■ Material supplied
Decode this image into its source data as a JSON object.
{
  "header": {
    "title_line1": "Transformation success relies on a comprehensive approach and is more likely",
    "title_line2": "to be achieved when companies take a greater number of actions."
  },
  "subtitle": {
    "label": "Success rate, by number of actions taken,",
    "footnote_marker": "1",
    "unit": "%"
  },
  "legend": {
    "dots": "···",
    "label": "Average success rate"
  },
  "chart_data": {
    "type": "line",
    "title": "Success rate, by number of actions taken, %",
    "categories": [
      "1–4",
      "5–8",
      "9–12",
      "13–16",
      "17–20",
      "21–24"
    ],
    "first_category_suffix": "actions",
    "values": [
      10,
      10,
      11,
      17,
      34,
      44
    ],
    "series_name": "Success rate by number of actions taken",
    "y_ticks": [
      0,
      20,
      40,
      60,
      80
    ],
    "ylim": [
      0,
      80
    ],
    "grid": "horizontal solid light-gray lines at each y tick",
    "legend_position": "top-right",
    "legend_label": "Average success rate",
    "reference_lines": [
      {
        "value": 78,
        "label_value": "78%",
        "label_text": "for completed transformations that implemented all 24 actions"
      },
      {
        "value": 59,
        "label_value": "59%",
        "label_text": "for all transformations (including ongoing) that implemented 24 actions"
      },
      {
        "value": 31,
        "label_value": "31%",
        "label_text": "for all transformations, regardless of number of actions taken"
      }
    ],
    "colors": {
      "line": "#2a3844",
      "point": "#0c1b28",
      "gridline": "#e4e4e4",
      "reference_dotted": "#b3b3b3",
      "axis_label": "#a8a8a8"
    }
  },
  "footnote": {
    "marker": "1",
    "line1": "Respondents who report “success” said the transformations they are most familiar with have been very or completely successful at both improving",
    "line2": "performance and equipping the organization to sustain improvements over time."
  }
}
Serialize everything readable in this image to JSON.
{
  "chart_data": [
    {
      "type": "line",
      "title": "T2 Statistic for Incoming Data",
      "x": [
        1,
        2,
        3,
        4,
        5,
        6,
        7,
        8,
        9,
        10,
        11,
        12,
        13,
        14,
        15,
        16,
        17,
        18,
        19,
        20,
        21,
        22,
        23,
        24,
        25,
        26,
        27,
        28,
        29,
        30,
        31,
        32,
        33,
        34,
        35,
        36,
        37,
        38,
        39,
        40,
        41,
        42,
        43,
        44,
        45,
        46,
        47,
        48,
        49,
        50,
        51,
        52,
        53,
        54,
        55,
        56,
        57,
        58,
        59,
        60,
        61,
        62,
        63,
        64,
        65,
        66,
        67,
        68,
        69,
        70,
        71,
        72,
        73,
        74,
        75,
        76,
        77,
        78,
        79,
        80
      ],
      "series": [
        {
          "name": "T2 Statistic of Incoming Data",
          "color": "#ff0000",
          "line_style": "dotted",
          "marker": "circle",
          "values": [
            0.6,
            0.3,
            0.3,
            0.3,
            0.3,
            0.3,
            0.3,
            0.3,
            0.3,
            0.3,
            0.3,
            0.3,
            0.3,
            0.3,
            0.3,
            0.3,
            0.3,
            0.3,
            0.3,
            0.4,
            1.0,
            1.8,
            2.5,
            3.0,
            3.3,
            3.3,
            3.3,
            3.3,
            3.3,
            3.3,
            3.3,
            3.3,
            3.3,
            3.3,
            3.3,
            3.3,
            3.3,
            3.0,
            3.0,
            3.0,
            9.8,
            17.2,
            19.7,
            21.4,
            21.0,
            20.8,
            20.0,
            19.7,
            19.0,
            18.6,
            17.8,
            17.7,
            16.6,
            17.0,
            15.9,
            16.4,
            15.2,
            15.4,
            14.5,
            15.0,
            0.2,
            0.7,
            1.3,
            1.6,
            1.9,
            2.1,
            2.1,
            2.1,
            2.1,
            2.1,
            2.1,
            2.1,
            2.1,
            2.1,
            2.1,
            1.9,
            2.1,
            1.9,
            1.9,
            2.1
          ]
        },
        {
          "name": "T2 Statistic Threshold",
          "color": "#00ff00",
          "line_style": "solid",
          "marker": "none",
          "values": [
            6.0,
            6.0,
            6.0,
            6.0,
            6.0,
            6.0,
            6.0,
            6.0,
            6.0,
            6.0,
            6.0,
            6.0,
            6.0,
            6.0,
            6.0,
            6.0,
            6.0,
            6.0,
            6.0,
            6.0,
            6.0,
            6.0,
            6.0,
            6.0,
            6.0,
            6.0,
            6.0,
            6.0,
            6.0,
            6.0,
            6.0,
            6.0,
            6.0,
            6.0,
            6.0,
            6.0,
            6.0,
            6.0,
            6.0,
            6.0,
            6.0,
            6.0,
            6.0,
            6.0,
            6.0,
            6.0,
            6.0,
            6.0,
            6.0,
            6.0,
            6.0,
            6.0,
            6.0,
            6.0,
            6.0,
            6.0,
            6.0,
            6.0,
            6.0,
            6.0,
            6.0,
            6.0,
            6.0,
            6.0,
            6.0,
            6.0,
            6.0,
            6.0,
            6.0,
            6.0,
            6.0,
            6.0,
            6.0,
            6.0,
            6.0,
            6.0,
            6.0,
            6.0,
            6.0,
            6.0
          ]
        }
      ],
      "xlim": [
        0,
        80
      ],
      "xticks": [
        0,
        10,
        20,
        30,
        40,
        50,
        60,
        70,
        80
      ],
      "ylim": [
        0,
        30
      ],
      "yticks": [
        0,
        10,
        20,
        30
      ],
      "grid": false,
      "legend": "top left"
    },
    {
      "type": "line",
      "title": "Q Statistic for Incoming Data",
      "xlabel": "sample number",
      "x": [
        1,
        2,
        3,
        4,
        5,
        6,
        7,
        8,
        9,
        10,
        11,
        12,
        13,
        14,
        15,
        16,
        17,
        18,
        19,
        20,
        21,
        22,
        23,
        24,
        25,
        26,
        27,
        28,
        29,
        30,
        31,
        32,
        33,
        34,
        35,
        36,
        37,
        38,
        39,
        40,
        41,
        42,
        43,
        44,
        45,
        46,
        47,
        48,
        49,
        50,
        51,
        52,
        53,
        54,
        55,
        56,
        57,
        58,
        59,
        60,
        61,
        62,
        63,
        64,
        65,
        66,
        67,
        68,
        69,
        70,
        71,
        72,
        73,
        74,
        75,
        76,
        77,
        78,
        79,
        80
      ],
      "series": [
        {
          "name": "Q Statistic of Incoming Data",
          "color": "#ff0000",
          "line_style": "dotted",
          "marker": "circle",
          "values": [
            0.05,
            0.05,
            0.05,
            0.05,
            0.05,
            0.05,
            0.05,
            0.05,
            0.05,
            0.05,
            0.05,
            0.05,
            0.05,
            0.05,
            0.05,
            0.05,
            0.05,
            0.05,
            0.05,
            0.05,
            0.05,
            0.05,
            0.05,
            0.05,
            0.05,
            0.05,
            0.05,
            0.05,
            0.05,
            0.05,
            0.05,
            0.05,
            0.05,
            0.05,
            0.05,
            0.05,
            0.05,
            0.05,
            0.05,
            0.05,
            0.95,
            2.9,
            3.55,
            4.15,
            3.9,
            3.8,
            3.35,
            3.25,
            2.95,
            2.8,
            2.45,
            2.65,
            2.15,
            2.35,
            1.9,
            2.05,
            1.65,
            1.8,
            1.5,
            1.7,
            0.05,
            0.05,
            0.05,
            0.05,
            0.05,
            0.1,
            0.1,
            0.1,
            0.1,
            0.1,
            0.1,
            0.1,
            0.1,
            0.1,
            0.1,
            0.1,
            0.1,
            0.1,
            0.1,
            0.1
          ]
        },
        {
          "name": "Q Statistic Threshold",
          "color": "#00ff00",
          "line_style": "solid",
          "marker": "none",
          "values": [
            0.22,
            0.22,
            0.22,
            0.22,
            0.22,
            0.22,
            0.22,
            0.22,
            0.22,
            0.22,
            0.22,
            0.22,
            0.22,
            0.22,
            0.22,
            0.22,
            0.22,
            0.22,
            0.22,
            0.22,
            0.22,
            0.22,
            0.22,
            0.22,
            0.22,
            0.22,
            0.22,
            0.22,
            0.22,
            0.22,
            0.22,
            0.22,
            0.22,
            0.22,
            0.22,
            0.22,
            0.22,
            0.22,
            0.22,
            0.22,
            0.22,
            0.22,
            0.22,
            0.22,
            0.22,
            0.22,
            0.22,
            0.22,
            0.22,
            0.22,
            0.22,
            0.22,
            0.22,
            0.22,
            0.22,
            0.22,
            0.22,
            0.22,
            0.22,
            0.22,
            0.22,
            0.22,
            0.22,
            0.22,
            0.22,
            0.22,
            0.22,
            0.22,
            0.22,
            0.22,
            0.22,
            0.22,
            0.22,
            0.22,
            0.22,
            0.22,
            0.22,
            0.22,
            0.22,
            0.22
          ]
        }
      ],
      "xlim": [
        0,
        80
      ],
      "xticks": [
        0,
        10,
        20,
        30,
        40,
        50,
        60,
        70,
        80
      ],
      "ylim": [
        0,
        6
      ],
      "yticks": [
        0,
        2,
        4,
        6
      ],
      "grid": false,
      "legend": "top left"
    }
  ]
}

■ What the exercise asks
Pull out the lines above in which the word "this" appears.

■ Reply
Decode this image into its source data as a JSON object.
Serialize everything readable in this image to JSON.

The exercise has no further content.